Set down all of the data that follows word for word, without the images.

### LISTED ENTRIES ###

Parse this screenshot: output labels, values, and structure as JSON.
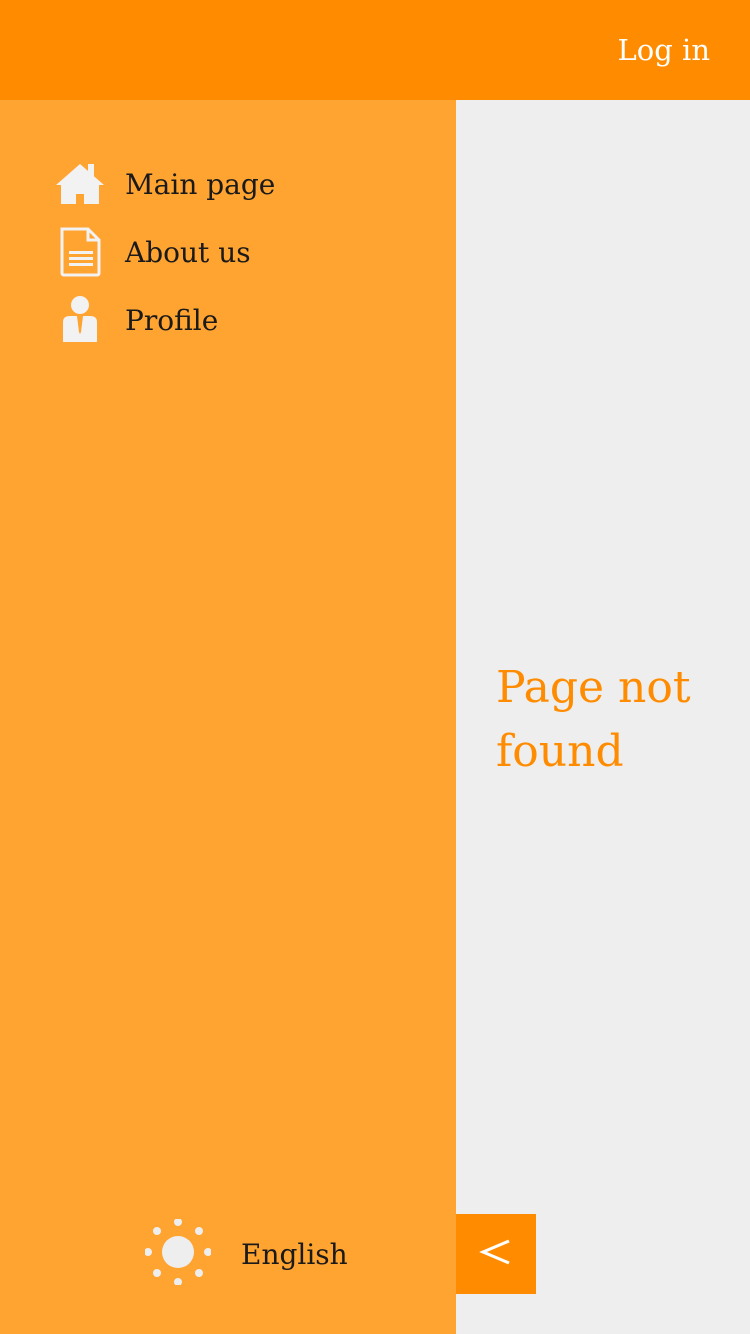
{
  "header": {
    "login_label": "Log in"
  },
  "sidebar": {
    "items": [
      {
        "label": "Main page",
        "icon": "home-icon"
      },
      {
        "label": "About us",
        "icon": "document-icon"
      },
      {
        "label": "Profile",
        "icon": "person-icon"
      }
    ],
    "language": {
      "label": "English",
      "icon": "sun-icon"
    }
  },
  "main": {
    "message": "Page not found"
  },
  "controls": {
    "collapse_icon": "chevron-left-icon"
  },
  "colors": {
    "header_bg": "#ff8c00",
    "sidebar_bg": "#ffa331",
    "content_bg": "#eeeeee",
    "accent": "#ff8c00",
    "icon": "#f2f2f2",
    "text_dark": "#1a1a1a"
  }
}
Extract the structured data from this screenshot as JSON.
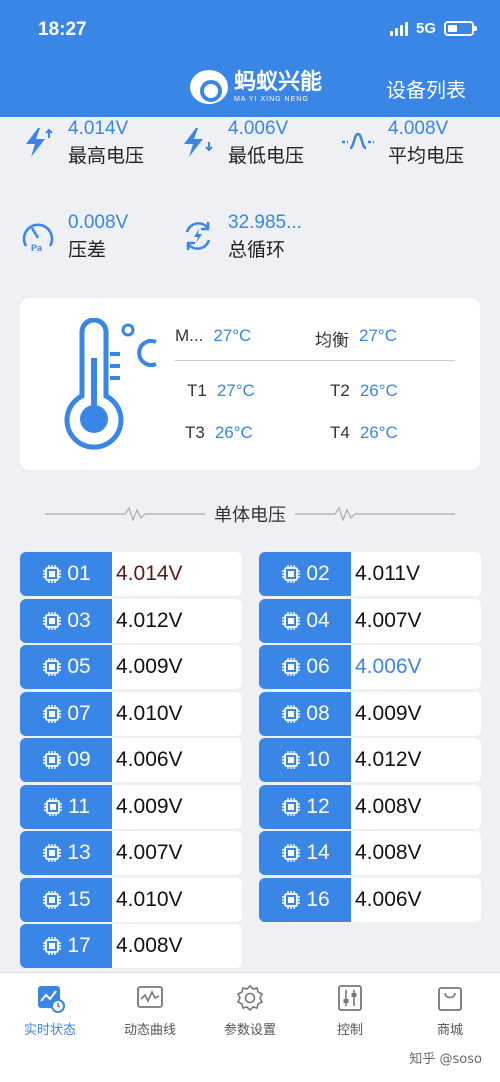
{
  "status_bar": {
    "time": "18:27",
    "network": "5G"
  },
  "header": {
    "brand_cn": "蚂蚁兴能",
    "brand_en": "MA YI XING NENG",
    "device_list": "设备列表"
  },
  "stats": [
    {
      "value": "4.014V",
      "label": "最高电压",
      "icon": "bolt-up-icon"
    },
    {
      "value": "4.006V",
      "label": "最低电压",
      "icon": "bolt-down-icon"
    },
    {
      "value": "4.008V",
      "label": "平均电压",
      "icon": "average-wave-icon"
    },
    {
      "value": "0.008V",
      "label": "压差",
      "icon": "pressure-gauge-icon"
    },
    {
      "value": "32.985...",
      "label": "总循环",
      "icon": "cycle-icon"
    }
  ],
  "temperature": {
    "items": [
      {
        "label": "M...",
        "value": "27°C"
      },
      {
        "label": "均衡",
        "value": "27°C"
      },
      {
        "label": "T1",
        "value": "27°C"
      },
      {
        "label": "T2",
        "value": "26°C"
      },
      {
        "label": "T3",
        "value": "26°C"
      },
      {
        "label": "T4",
        "value": "26°C"
      }
    ]
  },
  "cells_section_title": "单体电压",
  "cells": [
    {
      "id": "01",
      "voltage": "4.014V",
      "color": "#5a1a1a"
    },
    {
      "id": "02",
      "voltage": "4.011V",
      "color": "#111111"
    },
    {
      "id": "03",
      "voltage": "4.012V",
      "color": "#111111"
    },
    {
      "id": "04",
      "voltage": "4.007V",
      "color": "#111111"
    },
    {
      "id": "05",
      "voltage": "4.009V",
      "color": "#111111"
    },
    {
      "id": "06",
      "voltage": "4.006V",
      "color": "#3a86e6"
    },
    {
      "id": "07",
      "voltage": "4.010V",
      "color": "#111111"
    },
    {
      "id": "08",
      "voltage": "4.009V",
      "color": "#111111"
    },
    {
      "id": "09",
      "voltage": "4.006V",
      "color": "#111111"
    },
    {
      "id": "10",
      "voltage": "4.012V",
      "color": "#111111"
    },
    {
      "id": "11",
      "voltage": "4.009V",
      "color": "#111111"
    },
    {
      "id": "12",
      "voltage": "4.008V",
      "color": "#111111"
    },
    {
      "id": "13",
      "voltage": "4.007V",
      "color": "#111111"
    },
    {
      "id": "14",
      "voltage": "4.008V",
      "color": "#111111"
    },
    {
      "id": "15",
      "voltage": "4.010V",
      "color": "#111111"
    },
    {
      "id": "16",
      "voltage": "4.006V",
      "color": "#111111"
    },
    {
      "id": "17",
      "voltage": "4.008V",
      "color": "#111111"
    }
  ],
  "nav": [
    {
      "label": "实时状态",
      "icon": "realtime-icon",
      "active": true
    },
    {
      "label": "动态曲线",
      "icon": "chart-curve-icon",
      "active": false
    },
    {
      "label": "参数设置",
      "icon": "gear-icon",
      "active": false
    },
    {
      "label": "控制",
      "icon": "control-sliders-icon",
      "active": false
    },
    {
      "label": "商城",
      "icon": "shop-bag-icon",
      "active": false
    }
  ],
  "watermark": "知乎 @soso"
}
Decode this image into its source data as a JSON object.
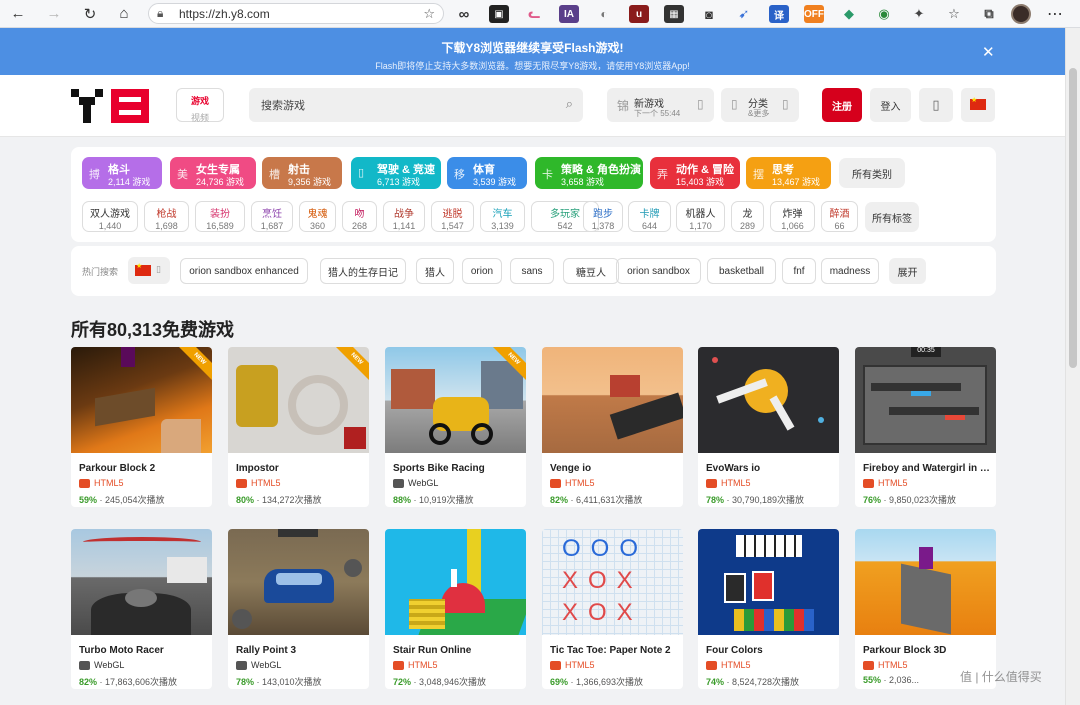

###

## SOLVED EXERCISE:
Parse this screenshot: output labels, values, and structure as JSON.
{
  "header": {
    "login_label": "Log in"
  },
  "sidebar": {
    "items": [
      {
        "label": "Main page",
        "icon": "home-icon"
      },
      {
        "label": "About us",
        "icon": "document-icon"
      },
      {
        "label": "Profile",
        "icon": "person-icon"
      }
    ],
    "language": {
      "label": "English",
      "icon": "sun-icon"
    }
  },
  "main": {
    "message": "Page not found"
  },
  "controls": {
    "collapse_icon": "chevron-left-icon"
  },
  "colors": {
    "header_bg": "#ff8c00",
    "sidebar_bg": "#ffa331",
    "content_bg": "#eeeeee",
    "accent": "#ff8c00",
    "icon": "#f2f2f2",
    "text_dark": "#1a1a1a"
  }
}
Extract the structured data from this screenshot as JSON.
{
  "status_bar": {
    "time": "18:27",
    "network": "5G"
  },
  "header": {
    "brand_cn": "蚂蚁兴能",
    "brand_en": "MA YI XING NENG",
    "device_list": "设备列表"
  },
  "stats": [
    {
      "value": "4.014V",
      "label": "最高电压",
      "icon": "bolt-up-icon"
    },
    {
      "value": "4.006V",
      "label": "最低电压",
      "icon": "bolt-down-icon"
    },
    {
      "value": "4.008V",
      "label": "平均电压",
      "icon": "average-wave-icon"
    },
    {
      "value": "0.008V",
      "label": "压差",
      "icon": "pressure-gauge-icon"
    },
    {
      "value": "32.985...",
      "label": "总循环",
      "icon": "cycle-icon"
    }
  ],
  "temperature": {
    "items": [
      {
        "label": "M...",
        "value": "27°C"
      },
      {
        "label": "均衡",
        "value": "27°C"
      },
      {
        "label": "T1",
        "value": "27°C"
      },
      {
        "label": "T2",
        "value": "26°C"
      },
      {
        "label": "T3",
        "value": "26°C"
      },
      {
        "label": "T4",
        "value": "26°C"
      }
    ]
  },
  "cells_section_title": "单体电压",
  "cells": [
    {
      "id": "01",
      "voltage": "4.014V",
      "color": "#5a1a1a"
    },
    {
      "id": "02",
      "voltage": "4.011V",
      "color": "#111111"
    },
    {
      "id": "03",
      "voltage": "4.012V",
      "color": "#111111"
    },
    {
      "id": "04",
      "voltage": "4.007V",
      "color": "#111111"
    },
    {
      "id": "05",
      "voltage": "4.009V",
      "color": "#111111"
    },
    {
      "id": "06",
      "voltage": "4.006V",
      "color": "#3a86e6"
    },
    {
      "id": "07",
      "voltage": "4.010V",
      "color": "#111111"
    },
    {
      "id": "08",
      "voltage": "4.009V",
      "color": "#111111"
    },
    {
      "id": "09",
      "voltage": "4.006V",
      "color": "#111111"
    },
    {
      "id": "10",
      "voltage": "4.012V",
      "color": "#111111"
    },
    {
      "id": "11",
      "voltage": "4.009V",
      "color": "#111111"
    },
    {
      "id": "12",
      "voltage": "4.008V",
      "color": "#111111"
    },
    {
      "id": "13",
      "voltage": "4.007V",
      "color": "#111111"
    },
    {
      "id": "14",
      "voltage": "4.008V",
      "color": "#111111"
    },
    {
      "id": "15",
      "voltage": "4.010V",
      "color": "#111111"
    },
    {
      "id": "16",
      "voltage": "4.006V",
      "color": "#111111"
    },
    {
      "id": "17",
      "voltage": "4.008V",
      "color": "#111111"
    }
  ],
  "nav": [
    {
      "label": "实时状态",
      "icon": "realtime-icon",
      "active": true
    },
    {
      "label": "动态曲线",
      "icon": "chart-curve-icon",
      "active": false
    },
    {
      "label": "参数设置",
      "icon": "gear-icon",
      "active": false
    },
    {
      "label": "控制",
      "icon": "control-sliders-icon",
      "active": false
    },
    {
      "label": "商城",
      "icon": "shop-bag-icon",
      "active": false
    }
  ],
  "watermark": "知乎 @soso"
}
Decode this image into its source data as a JSON object.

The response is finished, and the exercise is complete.